WRITTEN INSTRUCTION:
Leaving the pictures aside, transcribe every line below exactly.

DATA FOR PROCESSING:
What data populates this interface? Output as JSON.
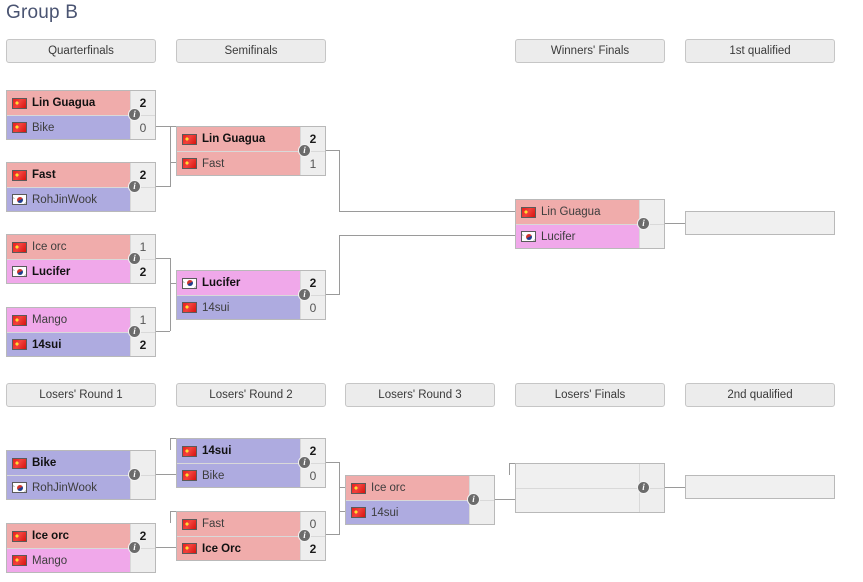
{
  "page": {
    "title": "Group B",
    "title_color": "#4a5472"
  },
  "colors": {
    "team_red": "#f0acab",
    "team_blue": "#aeabe0",
    "team_pink": "#f0a8ea",
    "header_bg": "#ececec",
    "line": "#9a9a9a"
  },
  "info_icon": "i",
  "rounds": {
    "quarterfinals": "Quarterfinals",
    "semifinals": "Semifinals",
    "winners_finals": "Winners' Finals",
    "first_qualified": "1st qualified",
    "losers_round_1": "Losers' Round 1",
    "losers_round_2": "Losers' Round 2",
    "losers_round_3": "Losers' Round 3",
    "losers_finals": "Losers' Finals",
    "second_qualified": "2nd qualified"
  },
  "matches": {
    "qf1": {
      "top": {
        "name": "Lin Guagua",
        "score": "2",
        "flag": "cn",
        "winner": true,
        "color": "red"
      },
      "bottom": {
        "name": "Bike",
        "score": "0",
        "flag": "cn",
        "winner": false,
        "color": "blue"
      }
    },
    "qf2": {
      "top": {
        "name": "Fast",
        "score": "2",
        "flag": "cn",
        "winner": true,
        "color": "red"
      },
      "bottom": {
        "name": "RohJinWook",
        "score": "",
        "flag": "kr",
        "winner": false,
        "color": "blue"
      }
    },
    "qf3": {
      "top": {
        "name": "Ice orc",
        "score": "1",
        "flag": "cn",
        "winner": false,
        "color": "red"
      },
      "bottom": {
        "name": "Lucifer",
        "score": "2",
        "flag": "kr",
        "winner": true,
        "color": "pink"
      }
    },
    "qf4": {
      "top": {
        "name": "Mango",
        "score": "1",
        "flag": "cn",
        "winner": false,
        "color": "pink"
      },
      "bottom": {
        "name": "14sui",
        "score": "2",
        "flag": "cn",
        "winner": true,
        "color": "blue"
      }
    },
    "sf1": {
      "top": {
        "name": "Lin Guagua",
        "score": "2",
        "flag": "cn",
        "winner": true,
        "color": "red"
      },
      "bottom": {
        "name": "Fast",
        "score": "1",
        "flag": "cn",
        "winner": false,
        "color": "red"
      }
    },
    "sf2": {
      "top": {
        "name": "Lucifer",
        "score": "2",
        "flag": "kr",
        "winner": true,
        "color": "pink"
      },
      "bottom": {
        "name": "14sui",
        "score": "0",
        "flag": "cn",
        "winner": false,
        "color": "blue"
      }
    },
    "wf": {
      "top": {
        "name": "Lin Guagua",
        "score": "",
        "flag": "cn",
        "winner": false,
        "color": "red"
      },
      "bottom": {
        "name": "Lucifer",
        "score": "",
        "flag": "kr",
        "winner": false,
        "color": "pink"
      }
    },
    "first_qualified_slot": {
      "top": {
        "name": "",
        "score": "",
        "flag": "",
        "winner": false,
        "color": "none"
      }
    },
    "lr1_1": {
      "top": {
        "name": "Bike",
        "score": "",
        "flag": "cn",
        "winner": true,
        "color": "blue"
      },
      "bottom": {
        "name": "RohJinWook",
        "score": "",
        "flag": "kr",
        "winner": false,
        "color": "blue"
      }
    },
    "lr1_2": {
      "top": {
        "name": "Ice orc",
        "score": "2",
        "flag": "cn",
        "winner": true,
        "color": "red"
      },
      "bottom": {
        "name": "Mango",
        "score": "",
        "flag": "cn",
        "winner": false,
        "color": "pink"
      }
    },
    "lr2_1": {
      "top": {
        "name": "14sui",
        "score": "2",
        "flag": "cn",
        "winner": true,
        "color": "blue"
      },
      "bottom": {
        "name": "Bike",
        "score": "0",
        "flag": "cn",
        "winner": false,
        "color": "blue"
      }
    },
    "lr2_2": {
      "top": {
        "name": "Fast",
        "score": "0",
        "flag": "cn",
        "winner": false,
        "color": "red"
      },
      "bottom": {
        "name": "Ice Orc",
        "score": "2",
        "flag": "cn",
        "winner": true,
        "color": "red"
      }
    },
    "lr3": {
      "top": {
        "name": "Ice orc",
        "score": "",
        "flag": "cn",
        "winner": false,
        "color": "red"
      },
      "bottom": {
        "name": "14sui",
        "score": "",
        "flag": "cn",
        "winner": false,
        "color": "blue"
      }
    },
    "lf": {
      "top": {
        "name": "",
        "score": "",
        "flag": "",
        "winner": false,
        "color": "none"
      },
      "bottom": {
        "name": "",
        "score": "",
        "flag": "",
        "winner": false,
        "color": "none"
      }
    },
    "second_qualified_slot": {
      "top": {
        "name": "",
        "score": "",
        "flag": "",
        "winner": false,
        "color": "none"
      }
    }
  }
}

SOLUTION BELOW:
What data populates this interface? Output as JSON.
{
  "page": {
    "title": "Group B",
    "title_color": "#4a5472"
  },
  "colors": {
    "team_red": "#f0acab",
    "team_blue": "#aeabe0",
    "team_pink": "#f0a8ea",
    "header_bg": "#ececec",
    "line": "#9a9a9a"
  },
  "info_icon": "i",
  "rounds": {
    "quarterfinals": "Quarterfinals",
    "semifinals": "Semifinals",
    "winners_finals": "Winners' Finals",
    "first_qualified": "1st qualified",
    "losers_round_1": "Losers' Round 1",
    "losers_round_2": "Losers' Round 2",
    "losers_round_3": "Losers' Round 3",
    "losers_finals": "Losers' Finals",
    "second_qualified": "2nd qualified"
  },
  "matches": {
    "qf1": {
      "top": {
        "name": "Lin Guagua",
        "score": "2",
        "flag": "cn",
        "winner": true,
        "color": "red"
      },
      "bottom": {
        "name": "Bike",
        "score": "0",
        "flag": "cn",
        "winner": false,
        "color": "blue"
      }
    },
    "qf2": {
      "top": {
        "name": "Fast",
        "score": "2",
        "flag": "cn",
        "winner": true,
        "color": "red"
      },
      "bottom": {
        "name": "RohJinWook",
        "score": "",
        "flag": "kr",
        "winner": false,
        "color": "blue"
      }
    },
    "qf3": {
      "top": {
        "name": "Ice orc",
        "score": "1",
        "flag": "cn",
        "winner": false,
        "color": "red"
      },
      "bottom": {
        "name": "Lucifer",
        "score": "2",
        "flag": "kr",
        "winner": true,
        "color": "pink"
      }
    },
    "qf4": {
      "top": {
        "name": "Mango",
        "score": "1",
        "flag": "cn",
        "winner": false,
        "color": "pink"
      },
      "bottom": {
        "name": "14sui",
        "score": "2",
        "flag": "cn",
        "winner": true,
        "color": "blue"
      }
    },
    "sf1": {
      "top": {
        "name": "Lin Guagua",
        "score": "2",
        "flag": "cn",
        "winner": true,
        "color": "red"
      },
      "bottom": {
        "name": "Fast",
        "score": "1",
        "flag": "cn",
        "winner": false,
        "color": "red"
      }
    },
    "sf2": {
      "top": {
        "name": "Lucifer",
        "score": "2",
        "flag": "kr",
        "winner": true,
        "color": "pink"
      },
      "bottom": {
        "name": "14sui",
        "score": "0",
        "flag": "cn",
        "winner": false,
        "color": "blue"
      }
    },
    "wf": {
      "top": {
        "name": "Lin Guagua",
        "score": "",
        "flag": "cn",
        "winner": false,
        "color": "red"
      },
      "bottom": {
        "name": "Lucifer",
        "score": "",
        "flag": "kr",
        "winner": false,
        "color": "pink"
      }
    },
    "first_qualified_slot": {
      "top": {
        "name": "",
        "score": "",
        "flag": "",
        "winner": false,
        "color": "none"
      }
    },
    "lr1_1": {
      "top": {
        "name": "Bike",
        "score": "",
        "flag": "cn",
        "winner": true,
        "color": "blue"
      },
      "bottom": {
        "name": "RohJinWook",
        "score": "",
        "flag": "kr",
        "winner": false,
        "color": "blue"
      }
    },
    "lr1_2": {
      "top": {
        "name": "Ice orc",
        "score": "2",
        "flag": "cn",
        "winner": true,
        "color": "red"
      },
      "bottom": {
        "name": "Mango",
        "score": "",
        "flag": "cn",
        "winner": false,
        "color": "pink"
      }
    },
    "lr2_1": {
      "top": {
        "name": "14sui",
        "score": "2",
        "flag": "cn",
        "winner": true,
        "color": "blue"
      },
      "bottom": {
        "name": "Bike",
        "score": "0",
        "flag": "cn",
        "winner": false,
        "color": "blue"
      }
    },
    "lr2_2": {
      "top": {
        "name": "Fast",
        "score": "0",
        "flag": "cn",
        "winner": false,
        "color": "red"
      },
      "bottom": {
        "name": "Ice Orc",
        "score": "2",
        "flag": "cn",
        "winner": true,
        "color": "red"
      }
    },
    "lr3": {
      "top": {
        "name": "Ice orc",
        "score": "",
        "flag": "cn",
        "winner": false,
        "color": "red"
      },
      "bottom": {
        "name": "14sui",
        "score": "",
        "flag": "cn",
        "winner": false,
        "color": "blue"
      }
    },
    "lf": {
      "top": {
        "name": "",
        "score": "",
        "flag": "",
        "winner": false,
        "color": "none"
      },
      "bottom": {
        "name": "",
        "score": "",
        "flag": "",
        "winner": false,
        "color": "none"
      }
    },
    "second_qualified_slot": {
      "top": {
        "name": "",
        "score": "",
        "flag": "",
        "winner": false,
        "color": "none"
      }
    }
  }
}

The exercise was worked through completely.